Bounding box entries

◆ ◆ ◆ ◆

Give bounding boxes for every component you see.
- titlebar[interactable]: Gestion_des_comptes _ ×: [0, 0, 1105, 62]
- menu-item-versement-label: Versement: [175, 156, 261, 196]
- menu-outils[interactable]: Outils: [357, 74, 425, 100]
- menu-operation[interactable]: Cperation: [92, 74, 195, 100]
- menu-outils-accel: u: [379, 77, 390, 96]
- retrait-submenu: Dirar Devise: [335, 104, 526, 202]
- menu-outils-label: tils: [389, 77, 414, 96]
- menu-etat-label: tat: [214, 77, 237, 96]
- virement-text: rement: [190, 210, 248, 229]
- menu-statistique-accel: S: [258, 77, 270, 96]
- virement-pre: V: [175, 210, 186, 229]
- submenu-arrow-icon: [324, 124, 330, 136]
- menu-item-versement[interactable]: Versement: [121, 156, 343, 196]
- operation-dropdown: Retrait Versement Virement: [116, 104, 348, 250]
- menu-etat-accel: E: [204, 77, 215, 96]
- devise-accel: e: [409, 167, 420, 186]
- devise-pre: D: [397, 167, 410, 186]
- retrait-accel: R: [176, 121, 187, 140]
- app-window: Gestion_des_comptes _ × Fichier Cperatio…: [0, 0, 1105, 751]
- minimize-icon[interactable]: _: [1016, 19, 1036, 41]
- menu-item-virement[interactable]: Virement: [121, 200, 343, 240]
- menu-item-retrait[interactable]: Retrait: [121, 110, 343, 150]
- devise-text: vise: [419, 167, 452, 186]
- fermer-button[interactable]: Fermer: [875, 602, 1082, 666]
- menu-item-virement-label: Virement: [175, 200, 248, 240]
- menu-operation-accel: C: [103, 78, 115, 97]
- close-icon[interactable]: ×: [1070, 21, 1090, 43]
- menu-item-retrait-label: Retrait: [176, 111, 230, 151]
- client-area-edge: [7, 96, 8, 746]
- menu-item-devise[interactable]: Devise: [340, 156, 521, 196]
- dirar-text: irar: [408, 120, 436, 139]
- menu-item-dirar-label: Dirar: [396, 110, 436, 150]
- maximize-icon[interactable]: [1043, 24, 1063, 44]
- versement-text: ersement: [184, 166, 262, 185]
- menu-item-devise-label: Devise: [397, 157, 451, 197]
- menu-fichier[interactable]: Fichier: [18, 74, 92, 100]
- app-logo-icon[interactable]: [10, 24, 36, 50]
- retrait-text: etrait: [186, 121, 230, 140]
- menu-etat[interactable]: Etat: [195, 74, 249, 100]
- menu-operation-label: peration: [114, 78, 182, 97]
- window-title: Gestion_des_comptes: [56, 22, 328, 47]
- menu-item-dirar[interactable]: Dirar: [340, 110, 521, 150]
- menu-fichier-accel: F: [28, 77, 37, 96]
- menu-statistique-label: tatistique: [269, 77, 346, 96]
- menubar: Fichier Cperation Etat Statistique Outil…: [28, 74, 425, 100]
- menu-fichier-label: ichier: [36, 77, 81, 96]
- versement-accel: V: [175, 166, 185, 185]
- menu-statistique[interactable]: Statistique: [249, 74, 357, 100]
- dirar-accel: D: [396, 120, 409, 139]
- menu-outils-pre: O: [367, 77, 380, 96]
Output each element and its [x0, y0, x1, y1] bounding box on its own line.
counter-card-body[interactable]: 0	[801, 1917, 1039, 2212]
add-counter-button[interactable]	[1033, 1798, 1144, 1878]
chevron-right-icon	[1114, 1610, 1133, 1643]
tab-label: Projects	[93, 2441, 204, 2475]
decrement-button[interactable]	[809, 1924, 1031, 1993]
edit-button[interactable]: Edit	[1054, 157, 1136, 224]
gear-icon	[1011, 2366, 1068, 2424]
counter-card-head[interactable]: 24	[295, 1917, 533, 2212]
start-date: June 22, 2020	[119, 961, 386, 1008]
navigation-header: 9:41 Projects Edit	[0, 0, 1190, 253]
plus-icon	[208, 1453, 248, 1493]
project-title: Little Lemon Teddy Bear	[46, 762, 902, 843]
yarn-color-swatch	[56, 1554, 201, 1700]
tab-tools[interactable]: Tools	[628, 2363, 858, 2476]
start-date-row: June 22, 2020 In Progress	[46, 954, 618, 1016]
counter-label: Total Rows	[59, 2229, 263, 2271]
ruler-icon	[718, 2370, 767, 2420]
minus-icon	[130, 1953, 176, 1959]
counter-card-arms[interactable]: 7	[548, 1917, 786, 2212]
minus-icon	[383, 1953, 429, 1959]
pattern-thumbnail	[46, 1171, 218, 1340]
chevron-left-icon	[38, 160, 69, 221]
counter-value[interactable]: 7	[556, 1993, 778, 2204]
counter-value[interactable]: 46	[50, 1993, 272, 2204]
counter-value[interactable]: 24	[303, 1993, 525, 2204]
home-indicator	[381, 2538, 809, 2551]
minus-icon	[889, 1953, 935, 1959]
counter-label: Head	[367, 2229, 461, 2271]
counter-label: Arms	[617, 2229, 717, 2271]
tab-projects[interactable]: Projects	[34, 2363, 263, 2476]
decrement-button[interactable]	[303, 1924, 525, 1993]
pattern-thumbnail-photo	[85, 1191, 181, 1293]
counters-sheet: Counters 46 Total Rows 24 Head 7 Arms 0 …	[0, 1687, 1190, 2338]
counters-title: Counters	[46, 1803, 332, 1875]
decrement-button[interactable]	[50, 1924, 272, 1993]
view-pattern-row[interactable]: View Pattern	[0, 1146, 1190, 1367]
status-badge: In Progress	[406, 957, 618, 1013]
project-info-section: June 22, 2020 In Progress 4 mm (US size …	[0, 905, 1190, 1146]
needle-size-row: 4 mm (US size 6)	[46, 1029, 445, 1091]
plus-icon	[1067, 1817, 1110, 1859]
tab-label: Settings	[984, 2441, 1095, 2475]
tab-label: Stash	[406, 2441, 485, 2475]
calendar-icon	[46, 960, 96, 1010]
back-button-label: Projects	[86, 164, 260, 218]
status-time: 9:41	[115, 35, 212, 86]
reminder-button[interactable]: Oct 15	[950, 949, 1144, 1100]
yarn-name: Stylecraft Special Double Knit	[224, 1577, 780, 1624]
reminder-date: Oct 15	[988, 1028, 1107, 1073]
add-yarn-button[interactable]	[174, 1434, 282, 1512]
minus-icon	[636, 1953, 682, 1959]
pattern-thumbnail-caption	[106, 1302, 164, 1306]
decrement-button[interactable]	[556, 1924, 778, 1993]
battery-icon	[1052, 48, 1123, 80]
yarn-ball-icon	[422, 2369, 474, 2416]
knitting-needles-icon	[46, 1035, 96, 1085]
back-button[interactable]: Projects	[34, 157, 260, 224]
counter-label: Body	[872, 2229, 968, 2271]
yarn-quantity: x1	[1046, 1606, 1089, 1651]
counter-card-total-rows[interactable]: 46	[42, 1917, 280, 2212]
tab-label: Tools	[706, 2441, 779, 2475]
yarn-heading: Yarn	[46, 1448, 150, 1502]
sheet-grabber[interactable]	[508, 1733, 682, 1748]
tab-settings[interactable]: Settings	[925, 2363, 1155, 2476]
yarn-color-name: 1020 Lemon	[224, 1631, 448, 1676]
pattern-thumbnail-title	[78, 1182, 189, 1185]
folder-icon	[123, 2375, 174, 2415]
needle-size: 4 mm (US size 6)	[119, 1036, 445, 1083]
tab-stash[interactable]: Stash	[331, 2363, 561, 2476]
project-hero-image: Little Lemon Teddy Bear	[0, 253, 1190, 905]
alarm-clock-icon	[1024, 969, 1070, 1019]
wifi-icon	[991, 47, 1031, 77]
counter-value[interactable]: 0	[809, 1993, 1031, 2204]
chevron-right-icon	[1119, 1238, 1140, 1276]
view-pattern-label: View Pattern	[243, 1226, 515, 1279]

◆ ◆ ◆ ◆

Problem: Reproduce the lines above, swapping "sheet-grabber" for "drag-handle" and leaving everything else the same.

Answer for this exercise:
Give bounding boxes for every component you see.
- titlebar[interactable]: Gestion_des_comptes _ ×: [0, 0, 1105, 62]
- menu-item-versement-label: Versement: [175, 156, 261, 196]
- menu-outils[interactable]: Outils: [357, 74, 425, 100]
- menu-operation[interactable]: Cperation: [92, 74, 195, 100]
- menu-outils-accel: u: [379, 77, 390, 96]
- retrait-submenu: Dirar Devise: [335, 104, 526, 202]
- menu-outils-label: tils: [389, 77, 414, 96]
- menu-etat-label: tat: [214, 77, 237, 96]
- virement-text: rement: [190, 210, 248, 229]
- menu-statistique-accel: S: [258, 77, 270, 96]
- virement-pre: V: [175, 210, 186, 229]
- submenu-arrow-icon: [324, 124, 330, 136]
- menu-item-versement[interactable]: Versement: [121, 156, 343, 196]
- operation-dropdown: Retrait Versement Virement: [116, 104, 348, 250]
- menu-etat-accel: E: [204, 77, 215, 96]
- devise-accel: e: [409, 167, 420, 186]
- devise-pre: D: [397, 167, 410, 186]
- retrait-accel: R: [176, 121, 187, 140]
- app-window: Gestion_des_comptes _ × Fichier Cperatio…: [0, 0, 1105, 751]
- minimize-icon[interactable]: _: [1016, 19, 1036, 41]
- menu-item-virement[interactable]: Virement: [121, 200, 343, 240]
- menu-item-retrait[interactable]: Retrait: [121, 110, 343, 150]
- devise-text: vise: [419, 167, 452, 186]
- fermer-button[interactable]: Fermer: [875, 602, 1082, 666]
- menu-item-virement-label: Virement: [175, 200, 248, 240]
- menu-operation-accel: C: [103, 78, 115, 97]
- close-icon[interactable]: ×: [1070, 21, 1090, 43]
- menu-item-retrait-label: Retrait: [176, 111, 230, 151]
- client-area-edge: [7, 96, 8, 746]
- menu-item-devise[interactable]: Devise: [340, 156, 521, 196]
- dirar-text: irar: [408, 120, 436, 139]
- menu-item-dirar-label: Dirar: [396, 110, 436, 150]
- maximize-icon[interactable]: [1043, 24, 1063, 44]
- versement-text: ersement: [184, 166, 262, 185]
- menu-item-devise-label: Devise: [397, 157, 451, 197]
- menu-fichier[interactable]: Fichier: [18, 74, 92, 100]
- app-logo-icon[interactable]: [10, 24, 36, 50]
- retrait-text: etrait: [186, 121, 230, 140]
- menu-etat[interactable]: Etat: [195, 74, 249, 100]
- menu-operation-label: peration: [114, 78, 182, 97]
- window-title: Gestion_des_comptes: [56, 22, 328, 47]
- menu-item-dirar[interactable]: Dirar: [340, 110, 521, 150]
- menu-fichier-accel: F: [28, 77, 37, 96]
- menu-statistique-label: tatistique: [269, 77, 346, 96]
- menubar: Fichier Cperation Etat Statistique Outil…: [28, 74, 425, 100]
- menu-fichier-label: ichier: [36, 77, 81, 96]
- versement-accel: V: [175, 166, 185, 185]
- menu-statistique[interactable]: Statistique: [249, 74, 357, 100]
- dirar-accel: D: [396, 120, 409, 139]
- menu-outils-pre: O: [367, 77, 380, 96]
Output each element and its [x0, y0, x1, y1] bounding box on its own line.
counter-card-body[interactable]: 0	[801, 1917, 1039, 2212]
add-counter-button[interactable]	[1033, 1798, 1144, 1878]
chevron-right-icon	[1114, 1610, 1133, 1643]
tab-label: Projects	[93, 2441, 204, 2475]
decrement-button[interactable]	[809, 1924, 1031, 1993]
edit-button[interactable]: Edit	[1054, 157, 1136, 224]
gear-icon	[1011, 2366, 1068, 2424]
counter-card-head[interactable]: 24	[295, 1917, 533, 2212]
start-date: June 22, 2020	[119, 961, 386, 1008]
navigation-header: 9:41 Projects Edit	[0, 0, 1190, 253]
plus-icon	[208, 1453, 248, 1493]
project-title: Little Lemon Teddy Bear	[46, 762, 902, 843]
yarn-color-swatch	[56, 1554, 201, 1700]
tab-tools[interactable]: Tools	[628, 2363, 858, 2476]
start-date-row: June 22, 2020 In Progress	[46, 954, 618, 1016]
counter-label: Total Rows	[59, 2229, 263, 2271]
ruler-icon	[718, 2370, 767, 2420]
minus-icon	[130, 1953, 176, 1959]
counter-card-arms[interactable]: 7	[548, 1917, 786, 2212]
minus-icon	[383, 1953, 429, 1959]
pattern-thumbnail	[46, 1171, 218, 1340]
chevron-left-icon	[38, 160, 69, 221]
counter-value[interactable]: 7	[556, 1993, 778, 2204]
counter-value[interactable]: 46	[50, 1993, 272, 2204]
counter-value[interactable]: 24	[303, 1993, 525, 2204]
home-indicator	[381, 2538, 809, 2551]
minus-icon	[889, 1953, 935, 1959]
counter-label: Head	[367, 2229, 461, 2271]
counter-label: Arms	[617, 2229, 717, 2271]
tab-projects[interactable]: Projects	[34, 2363, 263, 2476]
decrement-button[interactable]	[303, 1924, 525, 1993]
pattern-thumbnail-photo	[85, 1191, 181, 1293]
counters-sheet: Counters 46 Total Rows 24 Head 7 Arms 0 …	[0, 1687, 1190, 2338]
counters-title: Counters	[46, 1803, 332, 1875]
decrement-button[interactable]	[50, 1924, 272, 1993]
view-pattern-row[interactable]: View Pattern	[0, 1146, 1190, 1367]
status-badge: In Progress	[406, 957, 618, 1013]
project-info-section: June 22, 2020 In Progress 4 mm (US size …	[0, 905, 1190, 1146]
needle-size-row: 4 mm (US size 6)	[46, 1029, 445, 1091]
plus-icon	[1067, 1817, 1110, 1859]
tab-label: Settings	[984, 2441, 1095, 2475]
tab-label: Stash	[406, 2441, 485, 2475]
calendar-icon	[46, 960, 96, 1010]
back-button-label: Projects	[86, 164, 260, 218]
status-time: 9:41	[115, 35, 212, 86]
reminder-button[interactable]: Oct 15	[950, 949, 1144, 1100]
yarn-name: Stylecraft Special Double Knit	[224, 1577, 780, 1624]
reminder-date: Oct 15	[988, 1028, 1107, 1073]
add-yarn-button[interactable]	[174, 1434, 282, 1512]
minus-icon	[636, 1953, 682, 1959]
pattern-thumbnail-caption	[106, 1302, 164, 1306]
decrement-button[interactable]	[556, 1924, 778, 1993]
battery-icon	[1052, 48, 1123, 80]
yarn-ball-icon	[422, 2369, 474, 2416]
knitting-needles-icon	[46, 1035, 96, 1085]
back-button[interactable]: Projects	[34, 157, 260, 224]
counter-label: Body	[872, 2229, 968, 2271]
yarn-quantity: x1	[1046, 1606, 1089, 1651]
counter-card-total-rows[interactable]: 46	[42, 1917, 280, 2212]
tab-label: Tools	[706, 2441, 779, 2475]
yarn-heading: Yarn	[46, 1448, 150, 1502]
drag-handle[interactable]	[508, 1733, 682, 1748]
tab-settings[interactable]: Settings	[925, 2363, 1155, 2476]
yarn-color-name: 1020 Lemon	[224, 1631, 448, 1676]
pattern-thumbnail-title	[78, 1182, 189, 1185]
folder-icon	[123, 2375, 174, 2415]
needle-size: 4 mm (US size 6)	[119, 1036, 445, 1083]
tab-stash[interactable]: Stash	[331, 2363, 561, 2476]
project-hero-image: Little Lemon Teddy Bear	[0, 253, 1190, 905]
alarm-clock-icon	[1024, 969, 1070, 1019]
wifi-icon	[991, 47, 1031, 77]
counter-value[interactable]: 0	[809, 1993, 1031, 2204]
chevron-right-icon	[1119, 1238, 1140, 1276]
view-pattern-label: View Pattern	[243, 1226, 515, 1279]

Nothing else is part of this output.